ACTION ITEM: Return every line of the listing, exactly as it reads.

PROVIDED MATERIAL:

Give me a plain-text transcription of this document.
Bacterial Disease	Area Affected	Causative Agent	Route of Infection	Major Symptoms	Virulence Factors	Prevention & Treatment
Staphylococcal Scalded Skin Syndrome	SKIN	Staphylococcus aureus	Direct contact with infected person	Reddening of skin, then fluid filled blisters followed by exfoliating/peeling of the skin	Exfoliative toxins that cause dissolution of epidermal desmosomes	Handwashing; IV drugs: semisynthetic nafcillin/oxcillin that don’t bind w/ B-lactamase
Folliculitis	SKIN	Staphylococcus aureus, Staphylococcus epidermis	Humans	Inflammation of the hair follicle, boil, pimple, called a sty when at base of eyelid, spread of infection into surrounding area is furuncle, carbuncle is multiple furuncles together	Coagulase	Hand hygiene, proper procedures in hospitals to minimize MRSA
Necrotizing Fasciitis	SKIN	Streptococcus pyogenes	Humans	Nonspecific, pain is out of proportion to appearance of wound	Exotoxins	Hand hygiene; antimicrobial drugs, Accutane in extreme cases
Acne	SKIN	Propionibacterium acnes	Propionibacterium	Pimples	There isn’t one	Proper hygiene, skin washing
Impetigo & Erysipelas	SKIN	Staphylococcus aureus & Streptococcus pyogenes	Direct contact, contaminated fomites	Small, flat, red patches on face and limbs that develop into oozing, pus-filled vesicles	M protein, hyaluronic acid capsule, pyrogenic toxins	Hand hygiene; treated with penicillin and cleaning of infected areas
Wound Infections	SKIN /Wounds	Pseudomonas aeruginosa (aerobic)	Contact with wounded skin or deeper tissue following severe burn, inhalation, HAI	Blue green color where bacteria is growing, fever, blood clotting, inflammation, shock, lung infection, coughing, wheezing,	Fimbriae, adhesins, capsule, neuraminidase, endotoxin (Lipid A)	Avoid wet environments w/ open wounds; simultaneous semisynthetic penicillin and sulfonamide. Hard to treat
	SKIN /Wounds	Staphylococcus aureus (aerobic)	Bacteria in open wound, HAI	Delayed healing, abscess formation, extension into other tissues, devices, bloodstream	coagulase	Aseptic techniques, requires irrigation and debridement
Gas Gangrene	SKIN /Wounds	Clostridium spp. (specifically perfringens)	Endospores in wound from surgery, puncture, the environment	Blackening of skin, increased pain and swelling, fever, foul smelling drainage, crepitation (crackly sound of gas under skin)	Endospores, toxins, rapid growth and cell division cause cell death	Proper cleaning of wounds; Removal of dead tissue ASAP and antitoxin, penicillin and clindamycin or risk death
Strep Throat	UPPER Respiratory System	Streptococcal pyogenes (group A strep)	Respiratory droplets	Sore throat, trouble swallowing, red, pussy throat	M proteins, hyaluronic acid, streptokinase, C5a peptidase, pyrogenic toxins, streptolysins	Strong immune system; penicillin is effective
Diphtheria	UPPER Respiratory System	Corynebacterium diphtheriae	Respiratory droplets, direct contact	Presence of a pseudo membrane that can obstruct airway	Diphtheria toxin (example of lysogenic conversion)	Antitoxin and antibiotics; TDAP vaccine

RESPONSE TO THE EXERCISE:
Give me a plain-text transcription of this document.
Bacterial Disease	Area Affected	Causative Agent	Route of Infection	Major Symptoms	Virulence Factors	Prevention & Treatment
Staphylococcal Scalded Skin Syndrome	SKIN	Staphylococcus aureus	Direct contact with infected person	Reddening of skin, then fluid filled blisters followed by exfoliating/peeling of the skin	Exfoliative toxins that cause dissolution of epidermal desmosomes	Handwashing; IV drugs: semisynthetic nafcillin/oxcillin that don’t bind w/ B-lactamase
Folliculitis	SKIN	Staphylococcus aureus, Staphylococcus epidermis	Humans	Inflammation of the hair follicle, boil, pimple, called a sty when at base of eyelid, spread of infection into surrounding area is furuncle, carbuncle is multiple furuncles together	Coagulase	Hand hygiene, proper procedures in hospitals to minimize MRSA
Necrotizing Fasciitis	SKIN	Streptococcus pyogenes	Humans	Nonspecific, pain is out of proportion to appearance of wound	Exotoxins	Hand hygiene; antimicrobial drugs, Accutane in extreme cases
Acne	SKIN	Propionibacterium acnes	Propionibacterium	Pimples	There isn’t one	Proper hygiene, skin washing
Impetigo & Erysipelas	SKIN	Staphylococcus aureus & Streptococcus pyogenes	Direct contact, contaminated fomites	Small, flat, red patches on face and limbs that develop into oozing, pus-filled vesicles	M protein, hyaluronic acid capsule, pyrogenic toxins	Hand hygiene; treated with penicillin and cleaning of infected areas
Wound Infections	SKIN /Wounds	Pseudomonas aeruginosa (aerobic)	Contact with wounded skin or deeper tissue following severe burn, inhalation, HAI	Blue green color where bacteria is growing, fever, blood clotting, inflammation, shock, lung infection, coughing, wheezing,	Fimbriae, adhesins, capsule, neuraminidase, endotoxin (Lipid A)	Avoid wet environments w/ open wounds; simultaneous semisynthetic penicillin and sulfonamide. Hard to treat
	SKIN /Wounds	Staphylococcus aureus (aerobic)	Bacteria in open wound, HAI	Delayed healing, abscess formation, extension into other tissues, devices, bloodstream	coagulase	Aseptic techniques, requires irrigation and debridement
Gas Gangrene	SKIN /Wounds	Clostridium spp. (specifically perfringens)	Endospores in wound from surgery, puncture, the environment	Blackening of skin, increased pain and swelling, fever, foul smelling drainage, crepitation (crackly sound of gas under skin)	Endospores, toxins, rapid growth and cell division cause cell death	Proper cleaning of wounds; Removal of dead tissue ASAP and antitoxin, penicillin and clindamycin or risk death
Strep Throat	UPPER Respiratory System	Streptococcal pyogenes (group A strep)	Respiratory droplets	Sore throat, trouble swallowing, red, pussy throat	M proteins, hyaluronic acid, streptokinase, C5a peptidase, pyrogenic toxins, streptolysins	Strong immune system; penicillin is effective
Diphtheria	UPPER Respiratory System	Corynebacterium diphtheriae	Respiratory droplets, direct contact	Presence of a pseudo membrane that can obstruct airway	Diphtheria toxin (example of lysogenic conversion)	Antitoxin and antibiotics; TDAP vaccine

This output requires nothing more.